Data entries

▬▬▬

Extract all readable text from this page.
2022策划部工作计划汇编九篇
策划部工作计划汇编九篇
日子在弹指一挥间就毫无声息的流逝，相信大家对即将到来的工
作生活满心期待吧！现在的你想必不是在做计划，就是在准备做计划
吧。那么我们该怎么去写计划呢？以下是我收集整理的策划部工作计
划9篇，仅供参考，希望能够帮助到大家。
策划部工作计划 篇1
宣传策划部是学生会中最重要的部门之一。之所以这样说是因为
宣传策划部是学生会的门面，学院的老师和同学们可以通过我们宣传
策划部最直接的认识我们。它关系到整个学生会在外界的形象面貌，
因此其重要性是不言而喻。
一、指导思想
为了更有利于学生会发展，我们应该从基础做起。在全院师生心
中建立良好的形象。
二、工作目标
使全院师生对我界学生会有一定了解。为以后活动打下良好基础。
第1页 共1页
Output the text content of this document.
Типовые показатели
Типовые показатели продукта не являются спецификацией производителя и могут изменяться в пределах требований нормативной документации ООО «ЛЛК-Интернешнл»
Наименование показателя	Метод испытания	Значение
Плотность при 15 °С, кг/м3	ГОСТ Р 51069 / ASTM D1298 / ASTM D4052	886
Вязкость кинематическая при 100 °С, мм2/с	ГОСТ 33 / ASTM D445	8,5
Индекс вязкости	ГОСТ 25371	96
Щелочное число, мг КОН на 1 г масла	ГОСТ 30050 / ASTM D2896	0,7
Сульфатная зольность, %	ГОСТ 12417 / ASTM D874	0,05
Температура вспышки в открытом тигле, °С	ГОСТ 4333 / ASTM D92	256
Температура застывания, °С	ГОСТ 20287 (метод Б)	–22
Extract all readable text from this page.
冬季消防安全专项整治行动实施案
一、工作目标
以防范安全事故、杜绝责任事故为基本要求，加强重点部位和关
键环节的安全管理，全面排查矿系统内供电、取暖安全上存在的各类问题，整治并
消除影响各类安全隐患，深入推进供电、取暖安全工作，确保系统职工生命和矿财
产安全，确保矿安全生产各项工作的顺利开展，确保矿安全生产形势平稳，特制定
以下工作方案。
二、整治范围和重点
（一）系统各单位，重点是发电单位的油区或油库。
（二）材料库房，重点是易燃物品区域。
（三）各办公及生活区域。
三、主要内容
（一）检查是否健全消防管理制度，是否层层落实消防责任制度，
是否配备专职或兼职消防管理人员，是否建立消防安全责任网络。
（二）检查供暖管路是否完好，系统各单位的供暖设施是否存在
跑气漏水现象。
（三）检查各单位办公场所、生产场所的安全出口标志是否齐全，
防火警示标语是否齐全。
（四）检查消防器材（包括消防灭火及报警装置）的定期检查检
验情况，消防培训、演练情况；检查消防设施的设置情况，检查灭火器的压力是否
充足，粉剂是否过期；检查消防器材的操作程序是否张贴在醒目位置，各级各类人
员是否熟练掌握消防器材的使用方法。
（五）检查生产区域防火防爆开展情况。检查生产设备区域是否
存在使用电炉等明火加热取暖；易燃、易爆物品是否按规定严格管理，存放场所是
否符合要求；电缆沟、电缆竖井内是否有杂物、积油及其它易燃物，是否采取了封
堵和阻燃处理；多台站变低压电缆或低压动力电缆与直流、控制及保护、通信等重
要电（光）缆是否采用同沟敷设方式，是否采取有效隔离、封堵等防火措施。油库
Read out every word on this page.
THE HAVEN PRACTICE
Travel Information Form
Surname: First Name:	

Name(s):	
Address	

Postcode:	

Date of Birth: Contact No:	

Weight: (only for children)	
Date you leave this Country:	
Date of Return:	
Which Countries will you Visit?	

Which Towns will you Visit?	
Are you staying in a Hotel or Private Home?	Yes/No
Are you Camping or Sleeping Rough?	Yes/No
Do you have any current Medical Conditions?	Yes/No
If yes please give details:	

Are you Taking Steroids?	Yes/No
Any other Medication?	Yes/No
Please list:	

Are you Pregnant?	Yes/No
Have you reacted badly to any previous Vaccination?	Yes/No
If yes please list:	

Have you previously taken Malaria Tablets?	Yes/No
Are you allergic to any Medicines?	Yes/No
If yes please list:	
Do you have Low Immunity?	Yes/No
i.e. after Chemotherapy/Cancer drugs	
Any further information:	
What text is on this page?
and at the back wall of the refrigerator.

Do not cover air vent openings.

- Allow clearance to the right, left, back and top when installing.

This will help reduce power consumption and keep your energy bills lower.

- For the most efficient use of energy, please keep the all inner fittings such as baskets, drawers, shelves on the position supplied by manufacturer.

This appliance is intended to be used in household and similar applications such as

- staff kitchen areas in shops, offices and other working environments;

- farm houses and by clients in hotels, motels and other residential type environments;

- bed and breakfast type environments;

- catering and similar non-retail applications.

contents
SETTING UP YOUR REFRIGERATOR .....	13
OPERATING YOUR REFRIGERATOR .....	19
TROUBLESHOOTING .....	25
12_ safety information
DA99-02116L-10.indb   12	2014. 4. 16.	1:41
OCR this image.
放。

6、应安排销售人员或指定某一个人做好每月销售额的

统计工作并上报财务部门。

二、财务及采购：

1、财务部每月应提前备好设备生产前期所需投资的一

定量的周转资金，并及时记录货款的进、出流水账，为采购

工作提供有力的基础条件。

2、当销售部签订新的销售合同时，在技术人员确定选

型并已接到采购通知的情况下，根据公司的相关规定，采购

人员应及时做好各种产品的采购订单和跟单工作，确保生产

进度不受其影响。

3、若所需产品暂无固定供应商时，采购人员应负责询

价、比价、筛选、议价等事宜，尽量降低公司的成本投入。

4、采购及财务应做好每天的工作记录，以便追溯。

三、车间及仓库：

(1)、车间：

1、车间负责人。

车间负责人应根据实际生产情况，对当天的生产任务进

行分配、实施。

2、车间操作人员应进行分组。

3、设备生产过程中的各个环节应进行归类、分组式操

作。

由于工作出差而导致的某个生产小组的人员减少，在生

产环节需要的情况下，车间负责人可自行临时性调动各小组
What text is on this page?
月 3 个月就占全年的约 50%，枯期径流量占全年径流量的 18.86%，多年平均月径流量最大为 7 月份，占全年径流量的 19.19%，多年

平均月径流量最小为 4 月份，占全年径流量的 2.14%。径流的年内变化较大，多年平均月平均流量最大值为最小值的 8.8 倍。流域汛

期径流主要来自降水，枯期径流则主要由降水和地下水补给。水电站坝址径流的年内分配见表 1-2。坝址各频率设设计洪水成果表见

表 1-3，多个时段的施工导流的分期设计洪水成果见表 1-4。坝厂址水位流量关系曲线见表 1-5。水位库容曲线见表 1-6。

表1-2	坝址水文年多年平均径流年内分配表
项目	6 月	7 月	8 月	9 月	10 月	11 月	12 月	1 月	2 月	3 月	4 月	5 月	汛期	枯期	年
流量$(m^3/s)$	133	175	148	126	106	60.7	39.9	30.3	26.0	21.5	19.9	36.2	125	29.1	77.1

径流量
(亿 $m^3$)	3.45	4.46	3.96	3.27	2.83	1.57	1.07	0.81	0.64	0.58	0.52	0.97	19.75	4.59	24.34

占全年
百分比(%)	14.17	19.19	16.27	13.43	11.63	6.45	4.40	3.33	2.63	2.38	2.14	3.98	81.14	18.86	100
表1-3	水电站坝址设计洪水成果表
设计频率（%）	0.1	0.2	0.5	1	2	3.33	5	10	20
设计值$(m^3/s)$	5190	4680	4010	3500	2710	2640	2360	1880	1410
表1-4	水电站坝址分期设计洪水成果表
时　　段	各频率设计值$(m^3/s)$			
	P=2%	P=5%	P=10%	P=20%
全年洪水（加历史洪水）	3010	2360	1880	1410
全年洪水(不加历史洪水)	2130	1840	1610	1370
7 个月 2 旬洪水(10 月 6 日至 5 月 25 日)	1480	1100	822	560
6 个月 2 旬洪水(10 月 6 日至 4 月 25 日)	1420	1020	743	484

▬▬▬

EXERCISE DESCRIPTION:
Look through the entries and find each line that has the string "energy". Copy those lines.

FULL RESPONSE:
This will help reduce power consumption and keep your energy bills lower.
- For the most efficient use of energy, please keep the all inner fittings such as baskets, drawers, shelves on the position supplied by manufacturer.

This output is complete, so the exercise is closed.